**TASK DESCRIPTION**
Write out every line of the records below, keeping each character unchanged.

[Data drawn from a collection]
--*--

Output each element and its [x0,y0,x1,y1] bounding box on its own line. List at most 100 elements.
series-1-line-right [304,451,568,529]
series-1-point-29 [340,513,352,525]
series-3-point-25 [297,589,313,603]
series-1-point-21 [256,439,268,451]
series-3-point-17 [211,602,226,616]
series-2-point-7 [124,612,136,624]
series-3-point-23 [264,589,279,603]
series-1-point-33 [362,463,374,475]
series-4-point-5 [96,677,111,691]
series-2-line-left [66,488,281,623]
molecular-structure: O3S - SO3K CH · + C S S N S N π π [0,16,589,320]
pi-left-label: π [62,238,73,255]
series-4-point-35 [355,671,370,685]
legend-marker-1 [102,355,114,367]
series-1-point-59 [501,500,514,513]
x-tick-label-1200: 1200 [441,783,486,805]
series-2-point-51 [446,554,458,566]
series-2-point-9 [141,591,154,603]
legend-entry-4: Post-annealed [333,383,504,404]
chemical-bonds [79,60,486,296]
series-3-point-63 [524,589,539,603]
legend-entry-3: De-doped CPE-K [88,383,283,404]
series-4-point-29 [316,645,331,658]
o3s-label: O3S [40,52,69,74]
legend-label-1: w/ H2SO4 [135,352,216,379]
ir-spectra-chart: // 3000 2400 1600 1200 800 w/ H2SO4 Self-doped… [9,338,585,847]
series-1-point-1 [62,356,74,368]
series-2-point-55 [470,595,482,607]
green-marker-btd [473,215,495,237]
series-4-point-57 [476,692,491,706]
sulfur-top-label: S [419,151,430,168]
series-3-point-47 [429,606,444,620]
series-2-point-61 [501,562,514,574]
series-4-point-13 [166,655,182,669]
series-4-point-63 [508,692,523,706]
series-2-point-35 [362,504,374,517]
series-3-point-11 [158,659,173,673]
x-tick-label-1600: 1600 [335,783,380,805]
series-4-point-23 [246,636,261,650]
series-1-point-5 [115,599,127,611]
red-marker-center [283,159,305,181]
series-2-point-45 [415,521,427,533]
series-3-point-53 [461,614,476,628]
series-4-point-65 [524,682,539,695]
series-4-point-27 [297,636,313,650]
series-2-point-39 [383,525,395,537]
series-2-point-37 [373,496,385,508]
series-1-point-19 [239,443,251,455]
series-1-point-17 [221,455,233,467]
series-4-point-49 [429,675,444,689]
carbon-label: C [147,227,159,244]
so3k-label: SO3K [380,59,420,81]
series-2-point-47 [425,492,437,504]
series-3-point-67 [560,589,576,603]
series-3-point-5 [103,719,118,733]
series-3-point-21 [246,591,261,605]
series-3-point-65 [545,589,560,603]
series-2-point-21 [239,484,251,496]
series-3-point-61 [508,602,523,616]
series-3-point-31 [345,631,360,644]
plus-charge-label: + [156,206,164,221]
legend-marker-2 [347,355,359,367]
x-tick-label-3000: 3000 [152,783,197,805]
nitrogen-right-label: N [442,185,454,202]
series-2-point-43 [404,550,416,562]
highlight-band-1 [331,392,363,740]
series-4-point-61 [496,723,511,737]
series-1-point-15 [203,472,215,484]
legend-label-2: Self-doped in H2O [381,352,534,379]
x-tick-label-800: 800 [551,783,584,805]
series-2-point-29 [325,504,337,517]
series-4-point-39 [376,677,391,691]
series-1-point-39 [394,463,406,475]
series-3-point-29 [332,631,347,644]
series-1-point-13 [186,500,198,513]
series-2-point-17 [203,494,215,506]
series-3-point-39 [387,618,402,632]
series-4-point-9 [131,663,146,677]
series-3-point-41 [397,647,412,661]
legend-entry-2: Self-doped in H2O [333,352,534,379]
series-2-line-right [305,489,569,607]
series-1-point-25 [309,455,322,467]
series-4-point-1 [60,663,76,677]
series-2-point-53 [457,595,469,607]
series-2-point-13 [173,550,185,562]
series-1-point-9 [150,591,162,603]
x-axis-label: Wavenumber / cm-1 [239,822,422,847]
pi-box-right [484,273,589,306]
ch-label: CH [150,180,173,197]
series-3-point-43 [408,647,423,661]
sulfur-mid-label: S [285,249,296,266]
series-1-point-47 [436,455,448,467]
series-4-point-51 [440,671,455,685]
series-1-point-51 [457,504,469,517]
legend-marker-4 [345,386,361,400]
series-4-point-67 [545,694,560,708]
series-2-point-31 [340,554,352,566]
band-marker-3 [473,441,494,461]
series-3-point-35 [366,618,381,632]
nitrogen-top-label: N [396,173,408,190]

--*--

**THE RESULT**
Output each element and its [x0,y0,x1,y1] bounding box on its own line. List at most 100 elements.
series-1-line-right [304,451,568,529]
series-1-point-29 [340,513,352,525]
series-3-point-25 [297,589,313,603]
series-1-point-21 [256,439,268,451]
series-3-point-17 [211,602,226,616]
series-2-point-7 [124,612,136,624]
series-3-point-23 [264,589,279,603]
series-1-point-33 [362,463,374,475]
series-4-point-5 [96,677,111,691]
series-2-line-left [66,488,281,623]
molecular-structure: O3S - SO3K CH · + C S S N S N π π [0,16,589,320]
pi-left-label: π [62,238,73,255]
series-4-point-35 [355,671,370,685]
legend-marker-1 [102,355,114,367]
series-1-point-59 [501,500,514,513]
x-tick-label-1200: 1200 [441,783,486,805]
series-2-point-51 [446,554,458,566]
series-2-point-9 [141,591,154,603]
legend-entry-4: Post-annealed [333,383,504,404]
chemical-bonds [79,60,486,296]
series-3-point-63 [524,589,539,603]
legend-entry-3: De-doped CPE-K [88,383,283,404]
series-4-point-29 [316,645,331,658]
o3s-label: O3S [40,52,69,74]
legend-label-1: w/ H2SO4 [135,352,216,379]
ir-spectra-chart: // 3000 2400 1600 1200 800 w/ H2SO4 Self-doped… [9,338,585,847]
series-1-point-1 [62,356,74,368]
series-2-point-55 [470,595,482,607]
green-marker-btd [473,215,495,237]
series-4-point-57 [476,692,491,706]
sulfur-top-label: S [419,151,430,168]
series-3-point-47 [429,606,444,620]
series-2-point-61 [501,562,514,574]
series-4-point-13 [166,655,182,669]
series-4-point-63 [508,692,523,706]
series-2-point-35 [362,504,374,517]
series-3-point-11 [158,659,173,673]
x-tick-label-1600: 1600 [335,783,380,805]
series-4-point-23 [246,636,261,650]
series-1-point-5 [115,599,127,611]
red-marker-center [283,159,305,181]
series-2-point-45 [415,521,427,533]
series-3-point-53 [461,614,476,628]
series-4-point-65 [524,682,539,695]
series-4-point-27 [297,636,313,650]
series-2-point-39 [383,525,395,537]
series-2-point-37 [373,496,385,508]
series-1-point-19 [239,443,251,455]
series-1-point-17 [221,455,233,467]
series-4-point-49 [429,675,444,689]
carbon-label: C [147,227,159,244]
so3k-label: SO3K [380,59,420,81]
series-2-point-47 [425,492,437,504]
series-3-point-67 [560,589,576,603]
series-3-point-5 [103,719,118,733]
series-3-point-21 [246,591,261,605]
series-3-point-65 [545,589,560,603]
series-2-point-21 [239,484,251,496]
series-3-point-61 [508,602,523,616]
series-3-point-31 [345,631,360,644]
plus-charge-label: + [156,206,164,221]
legend-marker-2 [347,355,359,367]
x-tick-label-3000: 3000 [152,783,197,805]
nitrogen-right-label: N [442,185,454,202]
series-2-point-43 [404,550,416,562]
highlight-band-1 [331,392,363,740]
series-4-point-61 [496,723,511,737]
series-1-point-15 [203,472,215,484]
legend-label-2: Self-doped in H2O [381,352,534,379]
x-tick-label-800: 800 [551,783,584,805]
series-2-point-29 [325,504,337,517]
series-4-point-39 [376,677,391,691]
series-1-point-39 [394,463,406,475]
series-3-point-29 [332,631,347,644]
series-1-point-13 [186,500,198,513]
series-2-point-17 [203,494,215,506]
series-3-point-39 [387,618,402,632]
series-4-point-9 [131,663,146,677]
series-3-point-41 [397,647,412,661]
legend-entry-2: Self-doped in H2O [333,352,534,379]
series-2-line-right [305,489,569,607]
series-1-point-25 [309,455,322,467]
series-4-point-1 [60,663,76,677]
series-2-point-53 [457,595,469,607]
series-2-point-13 [173,550,185,562]
series-1-point-9 [150,591,162,603]
x-axis-label: Wavenumber / cm-1 [239,822,422,847]
pi-box-right [484,273,589,306]
ch-label: CH [150,180,173,197]
series-3-point-43 [408,647,423,661]
sulfur-mid-label: S [285,249,296,266]
series-1-point-47 [436,455,448,467]
series-4-point-51 [440,671,455,685]
series-1-point-51 [457,504,469,517]
legend-marker-4 [345,386,361,400]
series-4-point-67 [545,694,560,708]
series-2-point-31 [340,554,352,566]
band-marker-3 [473,441,494,461]
series-3-point-35 [366,618,381,632]
nitrogen-top-label: N [396,173,408,190]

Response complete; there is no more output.